> [STATED EXERCISE] Can you transcribe the data exactly? Leave the pictures out.

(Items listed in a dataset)
┄┄┄┄┄┄┄┄┄┄┄┄┄┄┄┄┄┄┄┄

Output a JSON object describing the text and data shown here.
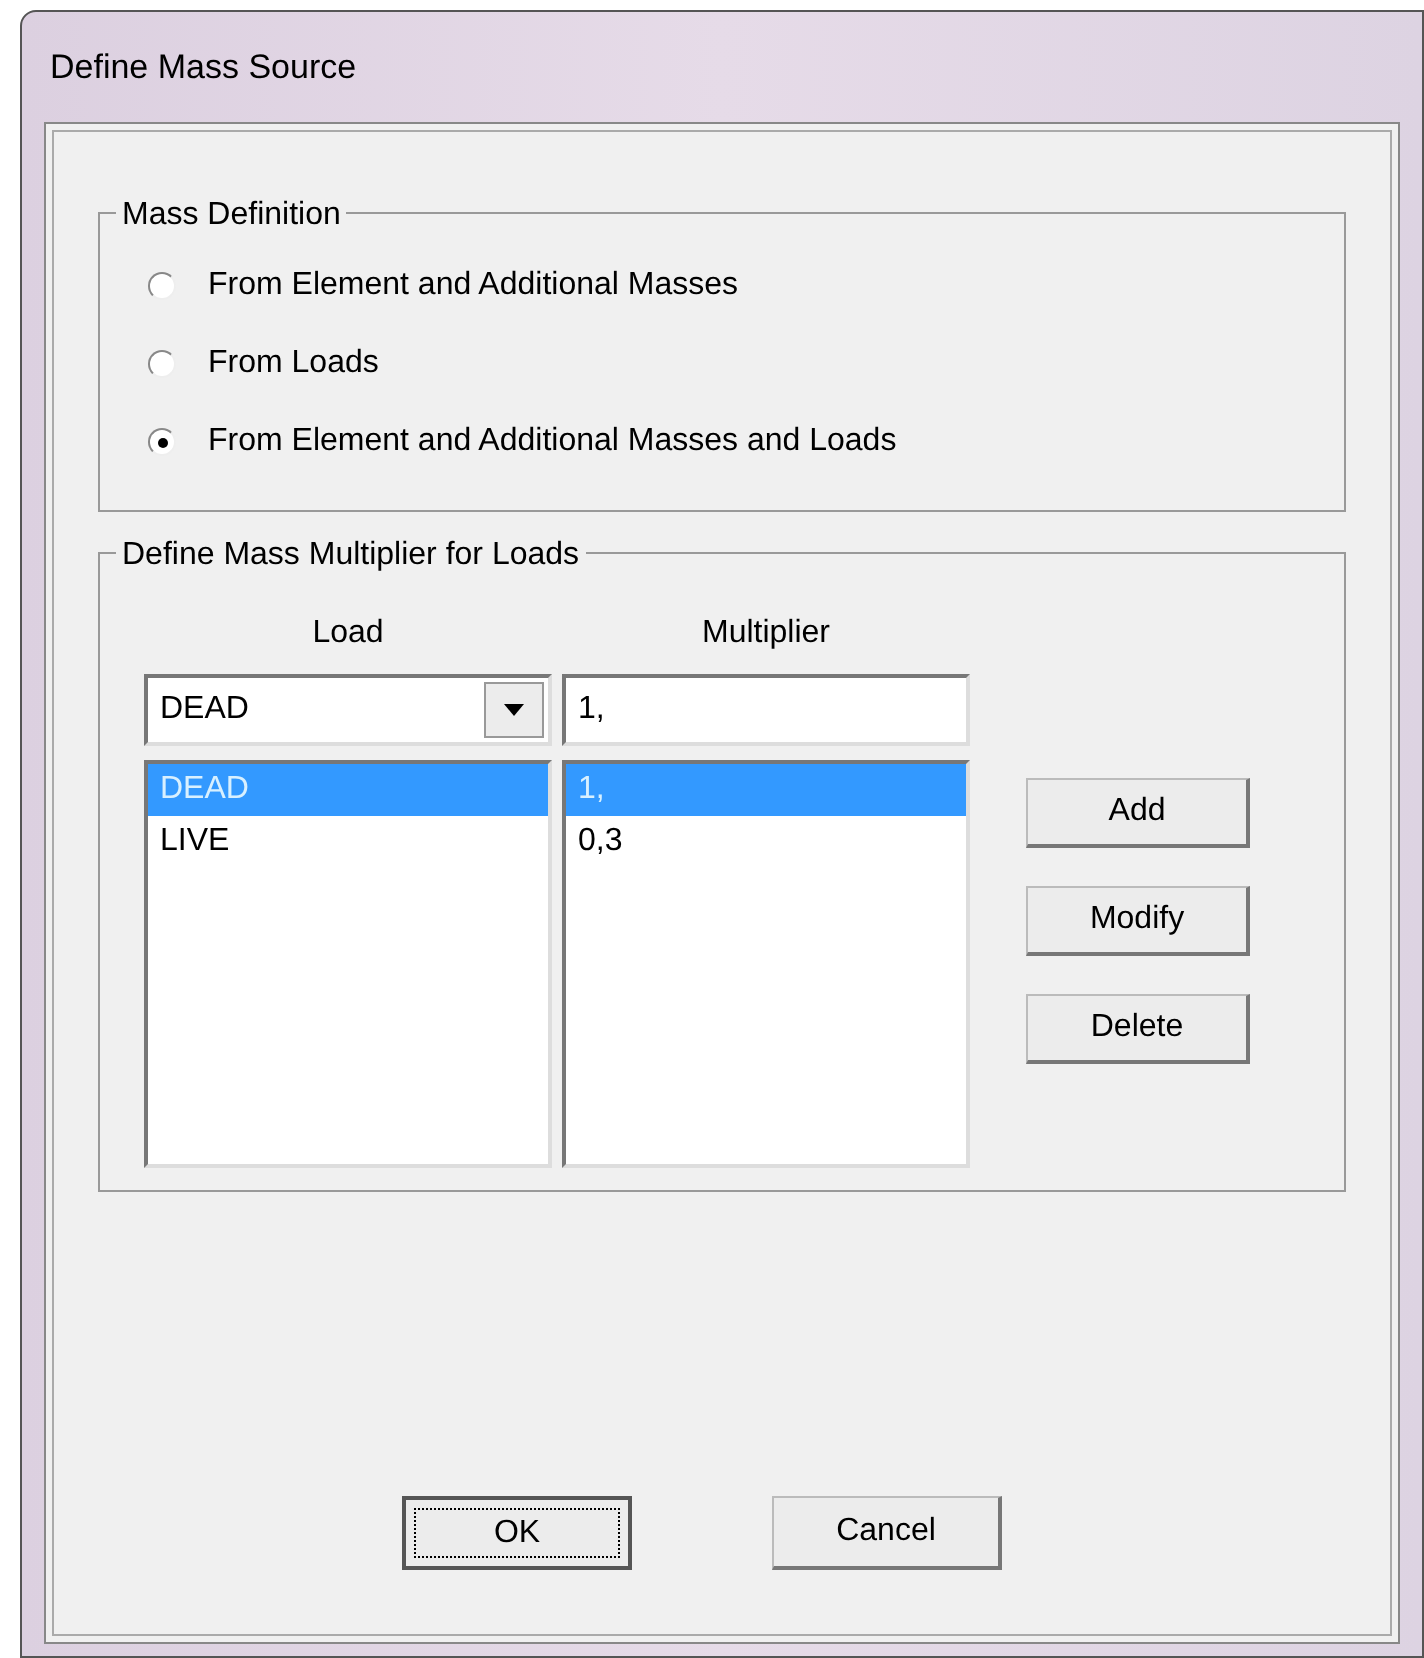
{
  "window": {
    "title": "Define Mass Source"
  },
  "mass_definition": {
    "title": "Mass Definition",
    "options": [
      {
        "label": "From Element and Additional Masses",
        "selected": false
      },
      {
        "label": "From Loads",
        "selected": false
      },
      {
        "label": "From Element and Additional Masses and Loads",
        "selected": true
      }
    ]
  },
  "mass_multiplier": {
    "title": "Define Mass Multiplier for Loads",
    "load_header": "Load",
    "multiplier_header": "Multiplier",
    "load_dropdown": {
      "value": "DEAD"
    },
    "multiplier_field": {
      "value": "1,"
    },
    "load_list": [
      {
        "label": "DEAD",
        "selected": true
      },
      {
        "label": "LIVE",
        "selected": false
      }
    ],
    "multiplier_list": [
      {
        "label": "1,",
        "selected": true
      },
      {
        "label": "0,3",
        "selected": false
      }
    ],
    "buttons": [
      "Add",
      "Modify",
      "Delete"
    ]
  },
  "buttons": [
    {
      "label": "OK",
      "focused": true
    },
    {
      "label": "Cancel",
      "focused": false
    }
  ]
}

┄┄┄┄┄┄┄┄┄┄┄┄┄┄┄┄┄┄┄┄

> [SOLUTION FOR THIS EXERCISE]
Output a JSON object describing the text and data shown here.
{
  "window": {
    "title": "Define Mass Source"
  },
  "mass_definition": {
    "title": "Mass Definition",
    "options": [
      {
        "label": "From Element and Additional Masses",
        "selected": false
      },
      {
        "label": "From Loads",
        "selected": false
      },
      {
        "label": "From Element and Additional Masses and Loads",
        "selected": true
      }
    ]
  },
  "mass_multiplier": {
    "title": "Define Mass Multiplier for Loads",
    "load_header": "Load",
    "multiplier_header": "Multiplier",
    "load_dropdown": {
      "value": "DEAD"
    },
    "multiplier_field": {
      "value": "1,"
    },
    "load_list": [
      {
        "label": "DEAD",
        "selected": true
      },
      {
        "label": "LIVE",
        "selected": false
      }
    ],
    "multiplier_list": [
      {
        "label": "1,",
        "selected": true
      },
      {
        "label": "0,3",
        "selected": false
      }
    ],
    "buttons": [
      "Add",
      "Modify",
      "Delete"
    ]
  },
  "buttons": [
    {
      "label": "OK",
      "focused": true
    },
    {
      "label": "Cancel",
      "focused": false
    }
  ]
}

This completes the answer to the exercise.